* [Task material]
Begin

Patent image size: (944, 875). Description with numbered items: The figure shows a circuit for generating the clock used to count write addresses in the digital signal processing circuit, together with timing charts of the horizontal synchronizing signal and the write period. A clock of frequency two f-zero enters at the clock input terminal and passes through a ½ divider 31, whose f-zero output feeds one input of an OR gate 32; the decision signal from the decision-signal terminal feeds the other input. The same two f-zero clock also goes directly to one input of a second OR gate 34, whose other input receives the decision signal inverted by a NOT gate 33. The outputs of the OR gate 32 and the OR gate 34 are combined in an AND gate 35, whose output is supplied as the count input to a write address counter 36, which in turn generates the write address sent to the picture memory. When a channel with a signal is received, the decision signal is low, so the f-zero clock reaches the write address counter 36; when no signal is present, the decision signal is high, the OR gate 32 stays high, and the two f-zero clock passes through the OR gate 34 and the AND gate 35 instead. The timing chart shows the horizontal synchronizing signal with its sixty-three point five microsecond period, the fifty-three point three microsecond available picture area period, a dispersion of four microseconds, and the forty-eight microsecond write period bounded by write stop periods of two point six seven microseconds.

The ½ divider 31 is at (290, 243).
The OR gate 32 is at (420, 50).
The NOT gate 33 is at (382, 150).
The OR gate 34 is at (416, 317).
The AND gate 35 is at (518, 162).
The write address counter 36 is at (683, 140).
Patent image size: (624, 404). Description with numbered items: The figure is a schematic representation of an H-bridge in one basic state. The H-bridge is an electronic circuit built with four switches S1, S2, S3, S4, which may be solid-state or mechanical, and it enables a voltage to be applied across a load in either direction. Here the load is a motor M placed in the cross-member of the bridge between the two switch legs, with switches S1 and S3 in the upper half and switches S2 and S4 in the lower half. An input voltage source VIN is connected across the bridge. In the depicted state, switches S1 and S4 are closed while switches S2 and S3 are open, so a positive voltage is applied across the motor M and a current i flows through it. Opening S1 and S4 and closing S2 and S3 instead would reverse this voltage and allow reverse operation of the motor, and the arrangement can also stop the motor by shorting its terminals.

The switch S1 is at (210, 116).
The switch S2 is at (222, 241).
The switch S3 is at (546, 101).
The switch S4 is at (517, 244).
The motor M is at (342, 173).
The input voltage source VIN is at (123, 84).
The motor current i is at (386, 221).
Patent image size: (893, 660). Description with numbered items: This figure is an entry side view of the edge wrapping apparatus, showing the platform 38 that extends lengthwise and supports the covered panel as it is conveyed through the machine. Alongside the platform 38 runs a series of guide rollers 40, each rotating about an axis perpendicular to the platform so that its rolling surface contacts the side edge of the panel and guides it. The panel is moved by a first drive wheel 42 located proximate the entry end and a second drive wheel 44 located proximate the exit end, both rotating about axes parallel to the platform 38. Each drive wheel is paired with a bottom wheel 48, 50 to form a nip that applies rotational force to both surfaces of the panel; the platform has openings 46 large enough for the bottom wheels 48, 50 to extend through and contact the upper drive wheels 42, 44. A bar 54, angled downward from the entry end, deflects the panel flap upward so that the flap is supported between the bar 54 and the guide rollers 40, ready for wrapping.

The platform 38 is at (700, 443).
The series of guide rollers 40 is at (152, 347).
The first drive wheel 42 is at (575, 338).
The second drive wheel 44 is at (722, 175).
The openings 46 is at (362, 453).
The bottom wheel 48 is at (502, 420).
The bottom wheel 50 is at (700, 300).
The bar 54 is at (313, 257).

End

* [Given problem] Reproduce the portion of the data that opens with the line containing "Patent image size: (624, 404)." and closes with the line containing "The switch S3 is at (546, 101).", substituting "full bridge" for every occurrence of "H-bridge" and leaving all other text unchanged.

* [Response to this exercise]
Patent image size: (624, 404). Description with numbered items: The figure is a schematic representation of an full bridge in one basic state. The full bridge is an electronic circuit built with four switches S1, S2, S3, S4, which may be solid-state or mechanical, and it enables a voltage to be applied across a load in either direction. Here the load is a motor M placed in the cross-member of the bridge between the two switch legs, with switches S1 and S3 in the upper half and switches S2 and S4 in the lower half. An input voltage source VIN is connected across the bridge. In the depicted state, switches S1 and S4 are closed while switches S2 and S3 are open, so a positive voltage is applied across the motor M and a current i flows through it. Opening S1 and S4 and closing S2 and S3 instead would reverse this voltage and allow reverse operation of the motor, and the arrangement can also stop the motor by shorting its terminals.

The switch S1 is at (210, 116).
The switch S2 is at (222, 241).
The switch S3 is at (546, 101).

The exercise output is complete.